_Dataset excerpts_
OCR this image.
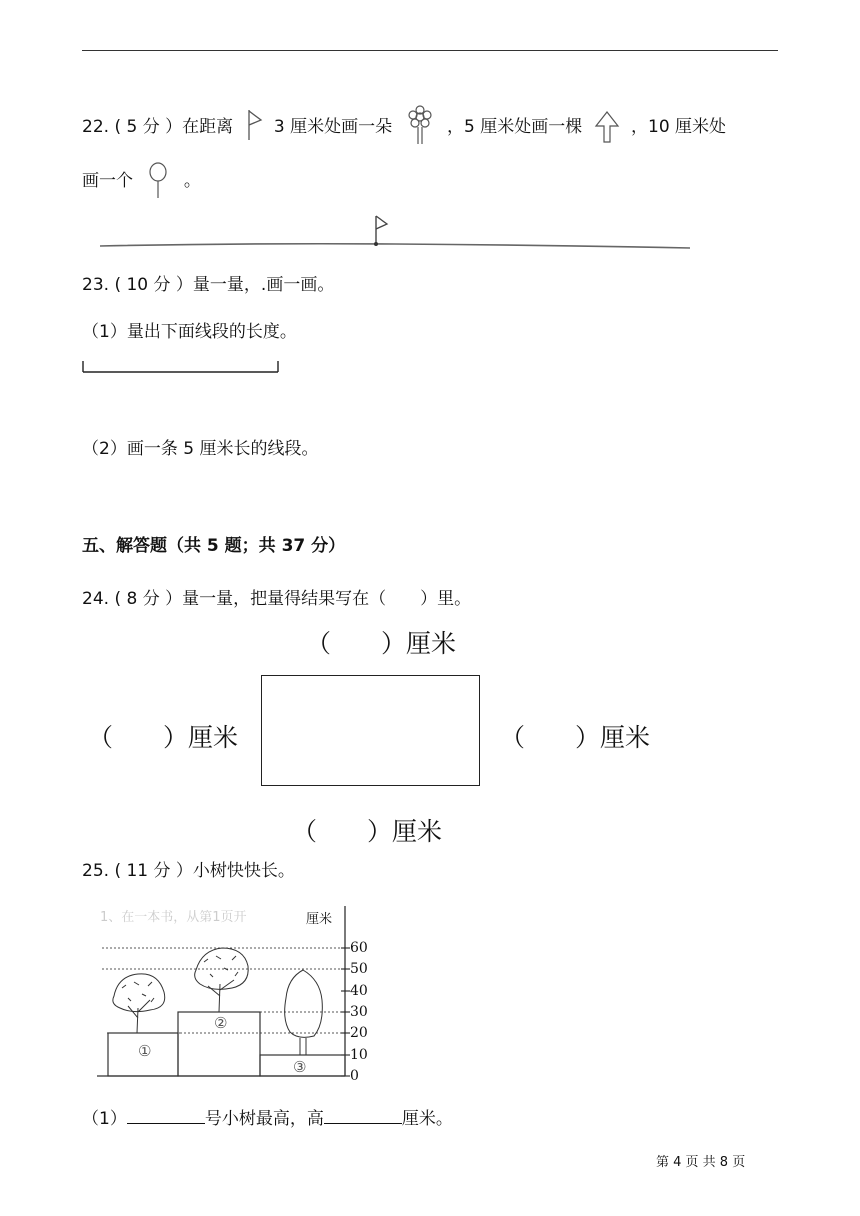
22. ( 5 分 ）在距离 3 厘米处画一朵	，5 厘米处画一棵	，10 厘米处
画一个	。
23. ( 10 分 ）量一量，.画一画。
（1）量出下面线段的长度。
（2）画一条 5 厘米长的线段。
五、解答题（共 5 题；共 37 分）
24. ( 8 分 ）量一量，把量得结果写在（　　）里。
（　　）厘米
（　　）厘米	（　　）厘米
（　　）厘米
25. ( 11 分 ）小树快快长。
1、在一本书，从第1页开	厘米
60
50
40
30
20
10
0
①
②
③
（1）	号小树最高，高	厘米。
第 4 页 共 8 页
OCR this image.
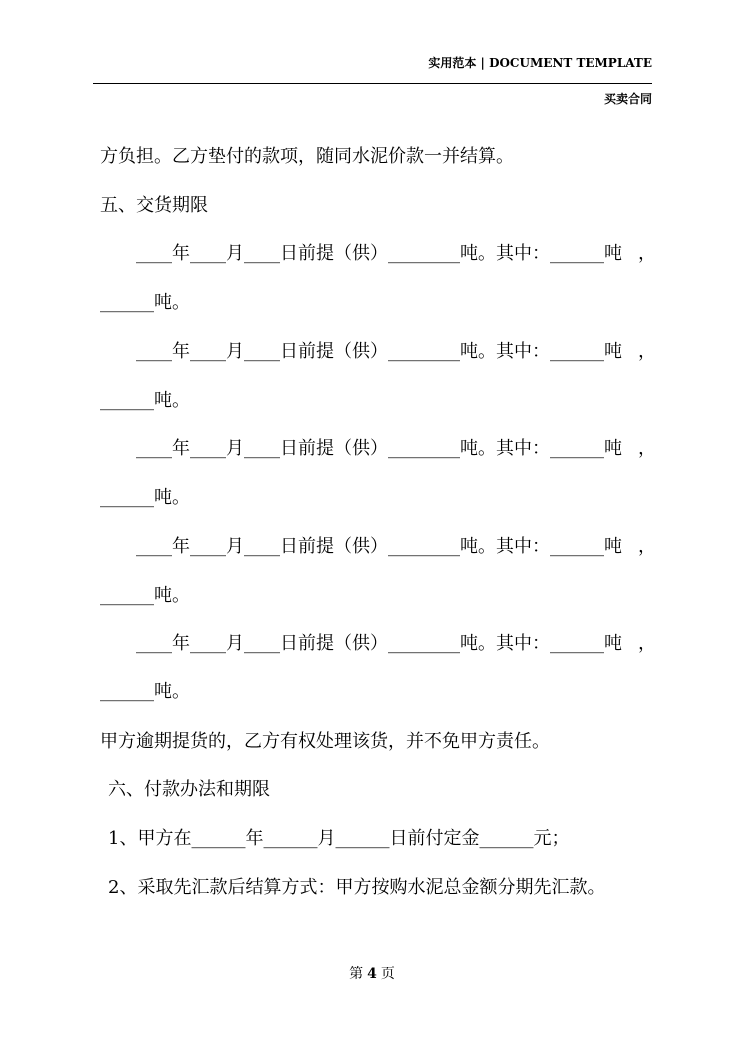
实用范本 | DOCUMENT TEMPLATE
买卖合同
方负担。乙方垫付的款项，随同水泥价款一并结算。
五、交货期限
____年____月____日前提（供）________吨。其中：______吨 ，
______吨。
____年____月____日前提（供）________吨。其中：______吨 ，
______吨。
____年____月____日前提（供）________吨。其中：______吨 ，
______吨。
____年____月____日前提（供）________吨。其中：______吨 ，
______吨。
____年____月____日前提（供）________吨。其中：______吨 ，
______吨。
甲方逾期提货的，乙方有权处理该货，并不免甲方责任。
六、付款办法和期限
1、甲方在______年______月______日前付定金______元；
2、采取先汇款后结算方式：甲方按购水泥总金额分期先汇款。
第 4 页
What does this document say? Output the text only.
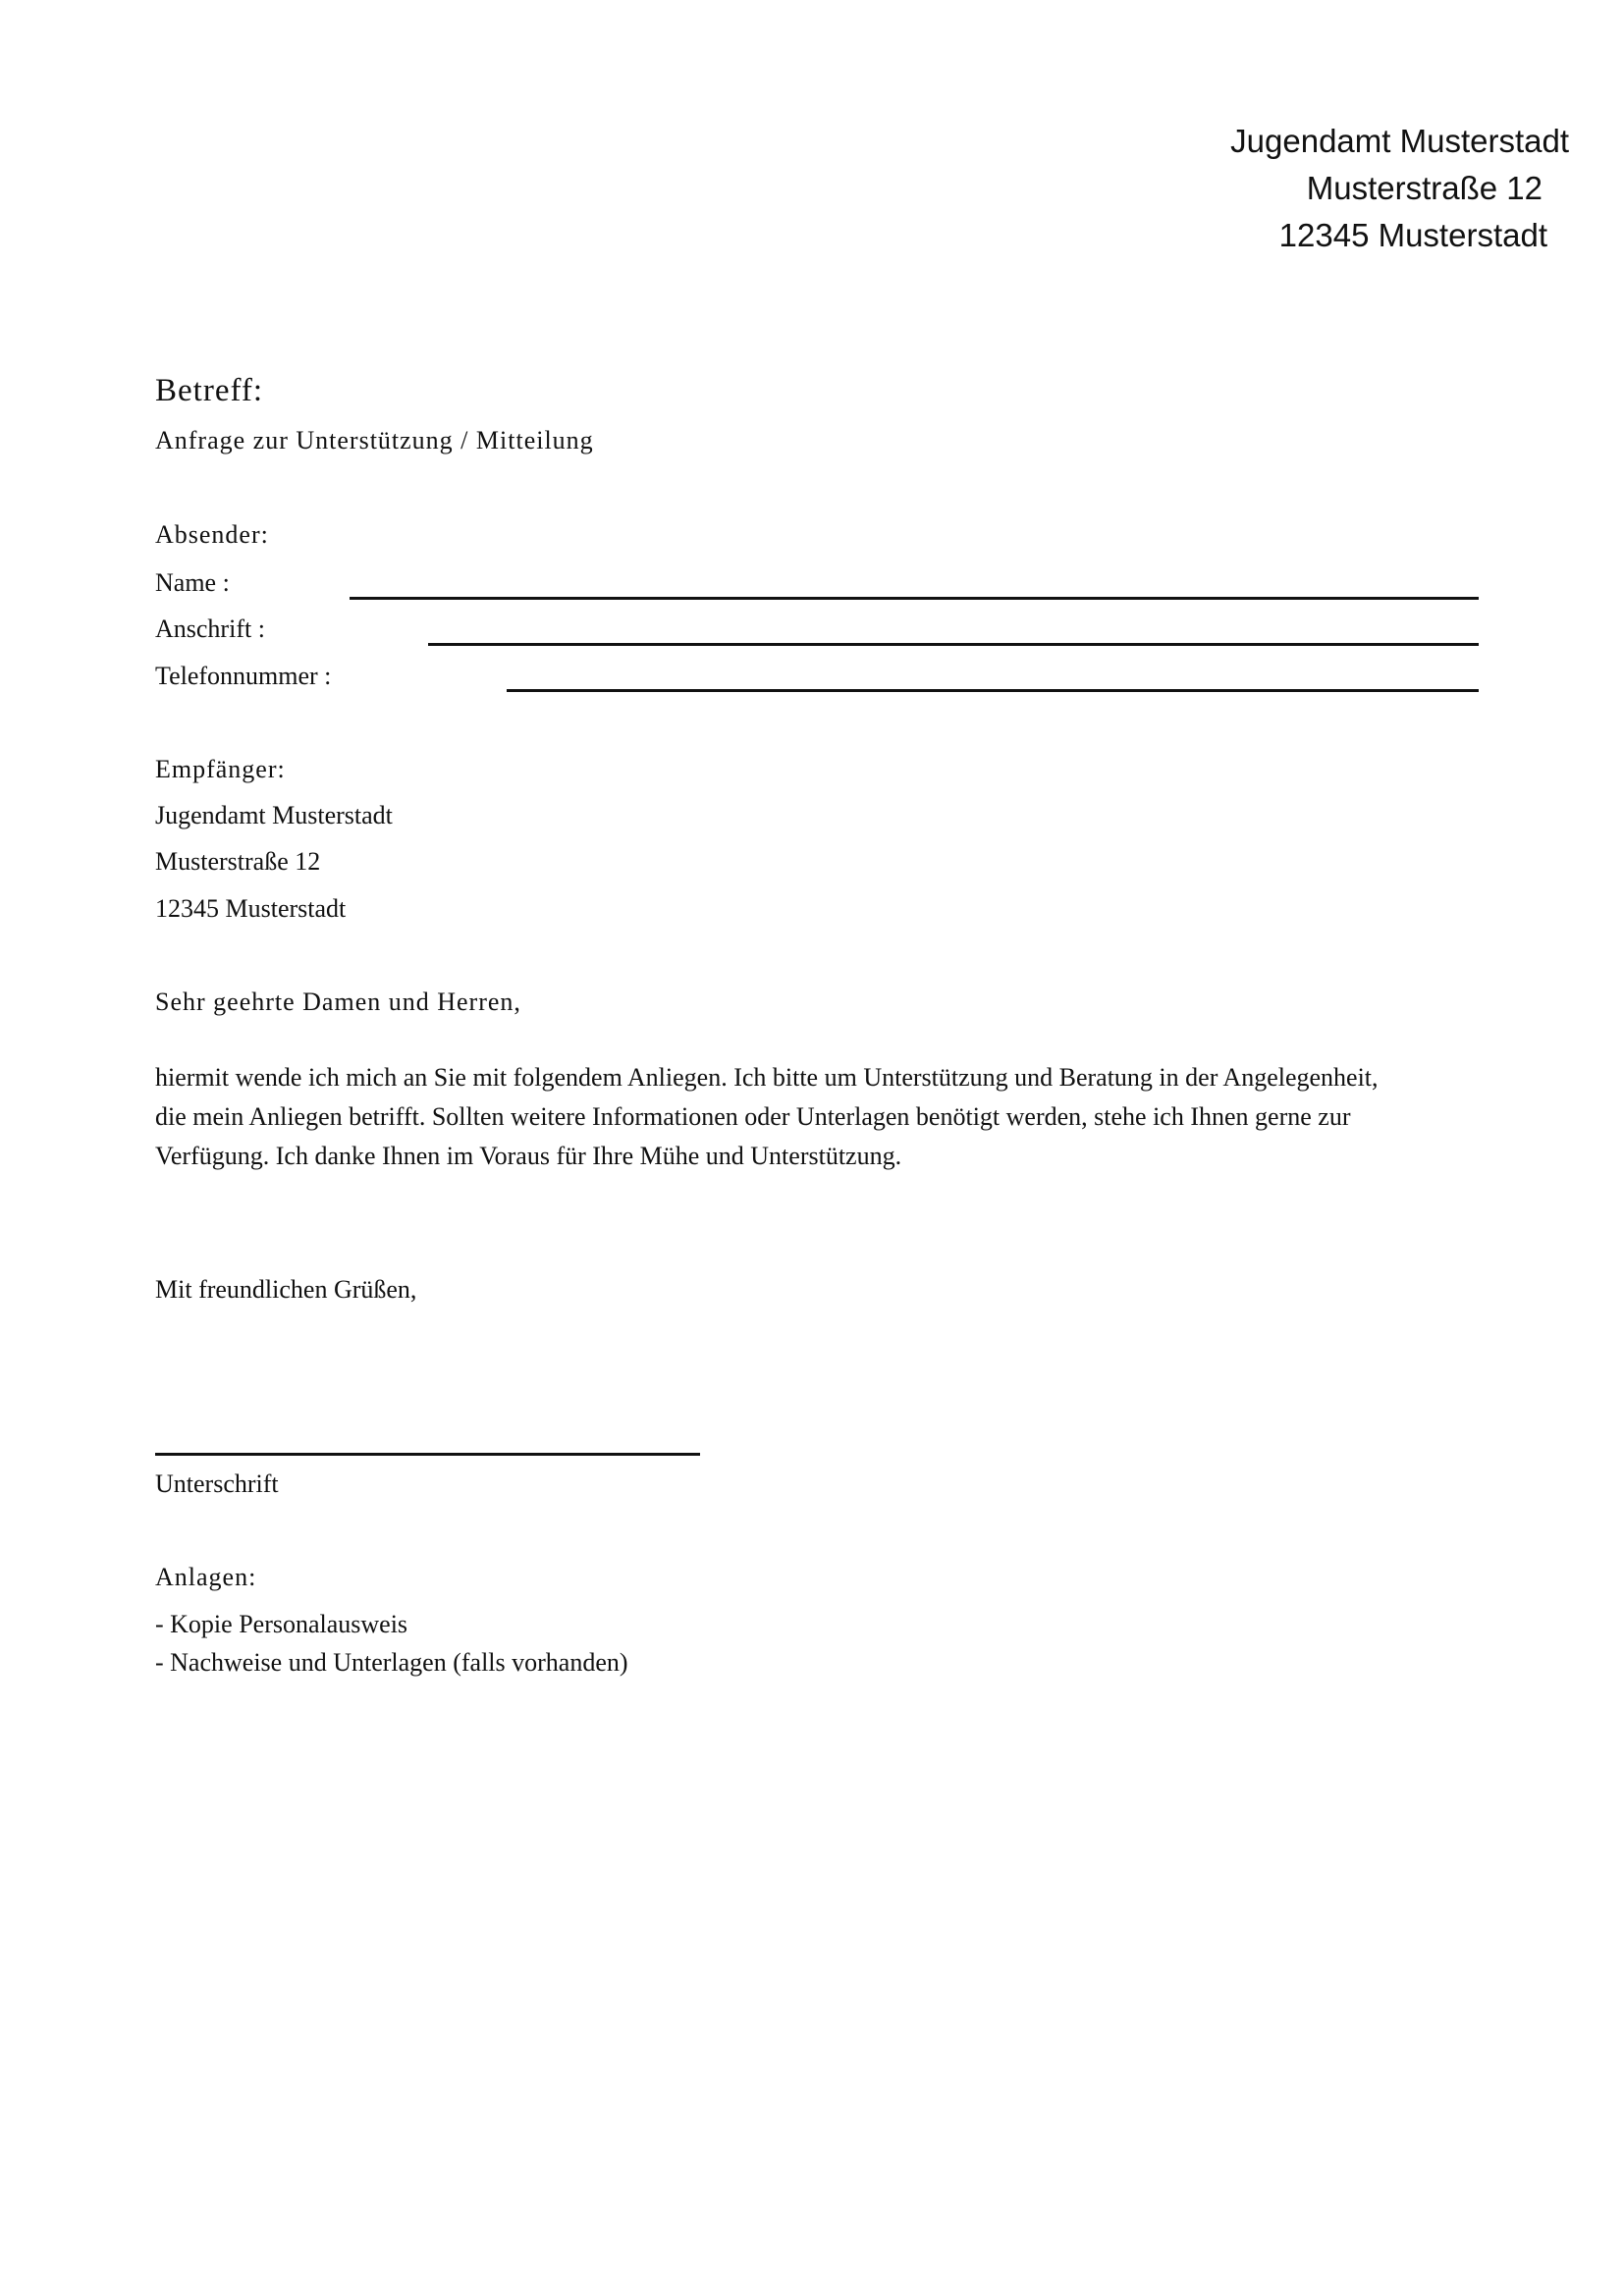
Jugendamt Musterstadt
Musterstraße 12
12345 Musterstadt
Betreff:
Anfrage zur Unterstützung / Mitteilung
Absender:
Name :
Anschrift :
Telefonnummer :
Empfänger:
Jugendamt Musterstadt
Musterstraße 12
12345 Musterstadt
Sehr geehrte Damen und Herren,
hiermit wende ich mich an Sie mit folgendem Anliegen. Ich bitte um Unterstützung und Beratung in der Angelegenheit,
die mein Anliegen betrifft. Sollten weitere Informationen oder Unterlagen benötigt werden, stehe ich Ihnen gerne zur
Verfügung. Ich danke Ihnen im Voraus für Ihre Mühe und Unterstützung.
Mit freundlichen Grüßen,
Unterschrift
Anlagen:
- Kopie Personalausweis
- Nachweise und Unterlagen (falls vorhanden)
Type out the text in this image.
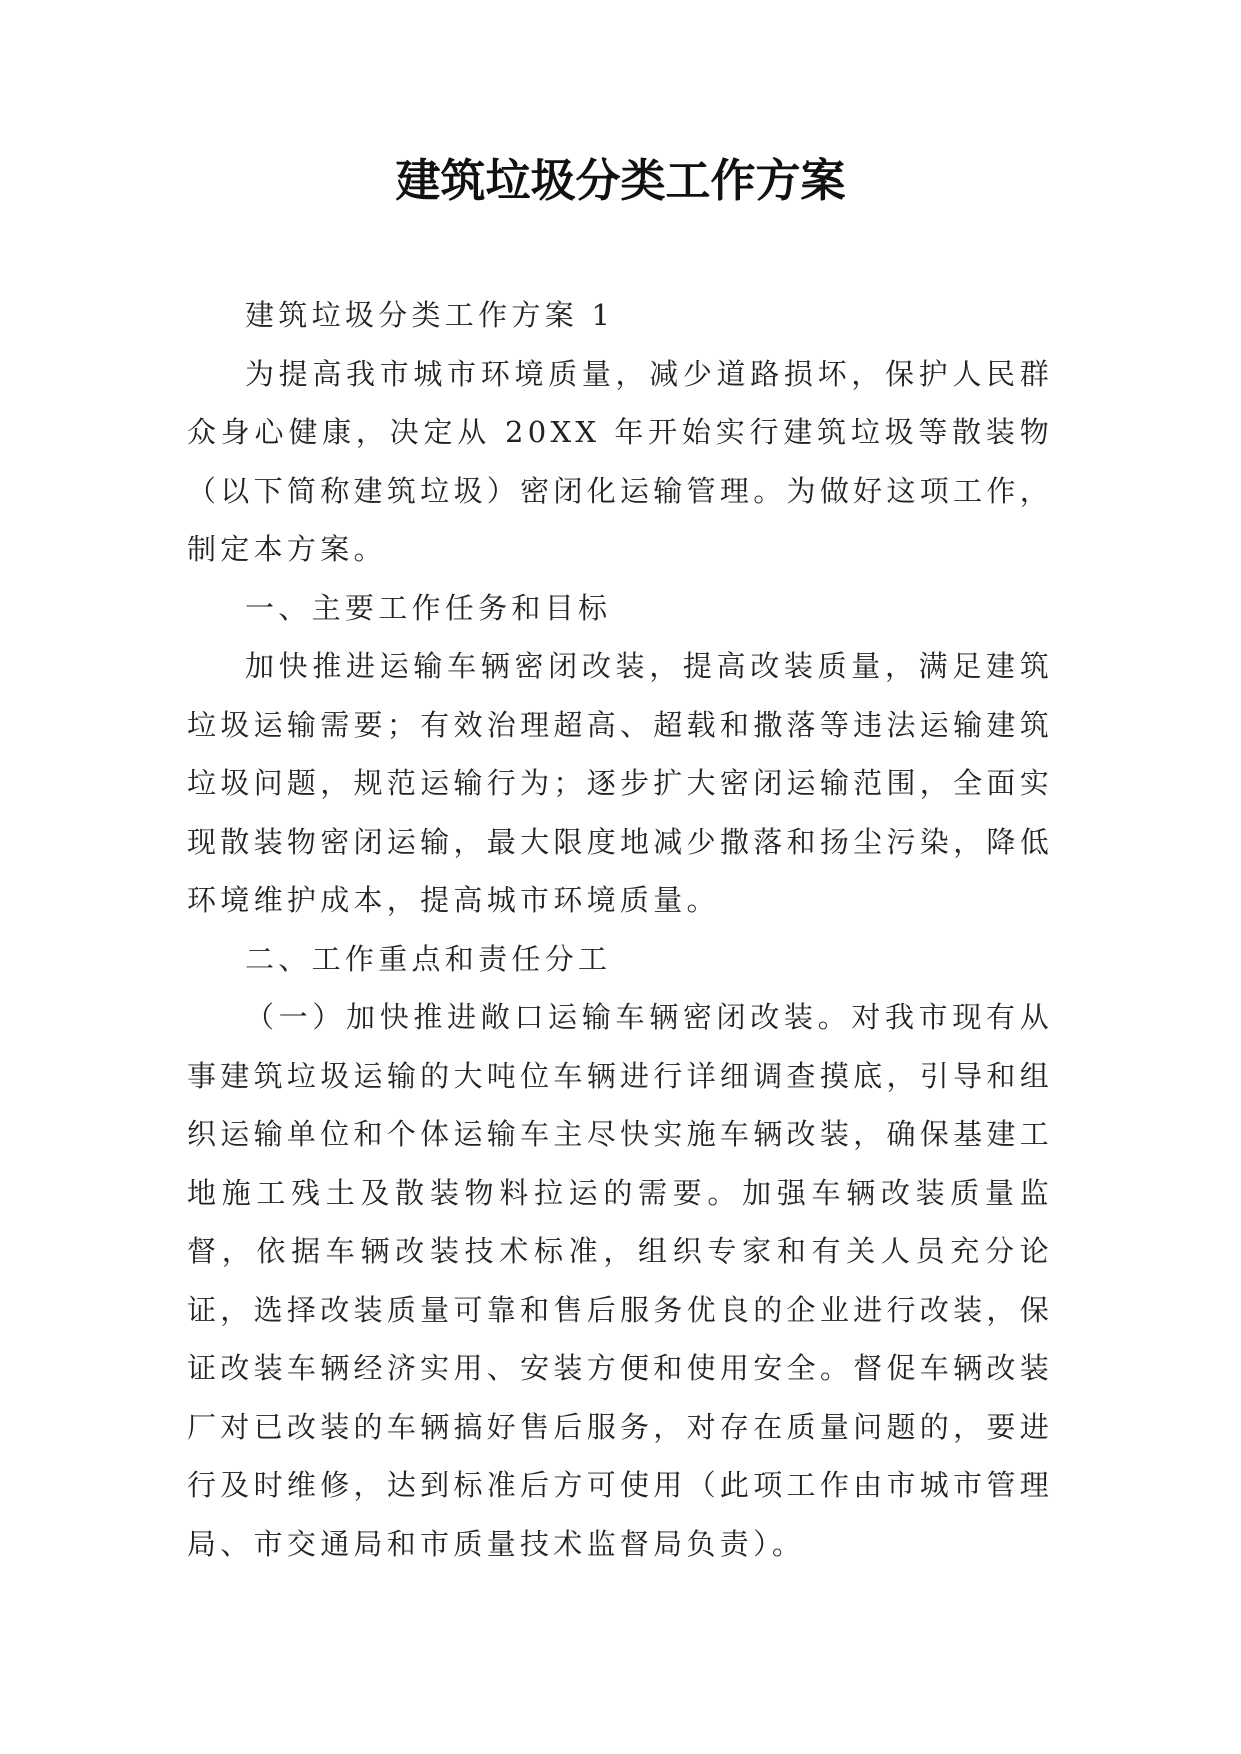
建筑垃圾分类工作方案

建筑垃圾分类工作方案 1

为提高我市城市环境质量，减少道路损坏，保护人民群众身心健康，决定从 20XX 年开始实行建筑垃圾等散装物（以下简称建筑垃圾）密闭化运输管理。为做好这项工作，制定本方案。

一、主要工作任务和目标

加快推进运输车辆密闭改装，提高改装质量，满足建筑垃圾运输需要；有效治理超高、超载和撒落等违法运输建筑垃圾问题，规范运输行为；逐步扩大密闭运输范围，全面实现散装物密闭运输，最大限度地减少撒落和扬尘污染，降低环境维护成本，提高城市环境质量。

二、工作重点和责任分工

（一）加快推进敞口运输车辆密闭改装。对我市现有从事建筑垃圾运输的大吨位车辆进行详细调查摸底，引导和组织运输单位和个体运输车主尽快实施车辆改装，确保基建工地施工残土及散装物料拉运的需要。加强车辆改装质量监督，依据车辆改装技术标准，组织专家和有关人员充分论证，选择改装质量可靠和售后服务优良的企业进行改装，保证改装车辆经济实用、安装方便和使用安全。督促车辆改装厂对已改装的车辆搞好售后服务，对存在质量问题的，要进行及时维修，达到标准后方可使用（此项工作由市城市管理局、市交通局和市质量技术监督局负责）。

_What is expected_
Report all lines of the data that include the word "Unterstützung".

_Finished answer_
Anfrage zur Unterstützung / Mitteilung
hiermit wende ich mich an Sie mit folgendem Anliegen. Ich bitte um Unterstützung und Beratung in der Angelegenheit,
Verfügung. Ich danke Ihnen im Voraus für Ihre Mühe und Unterstützung.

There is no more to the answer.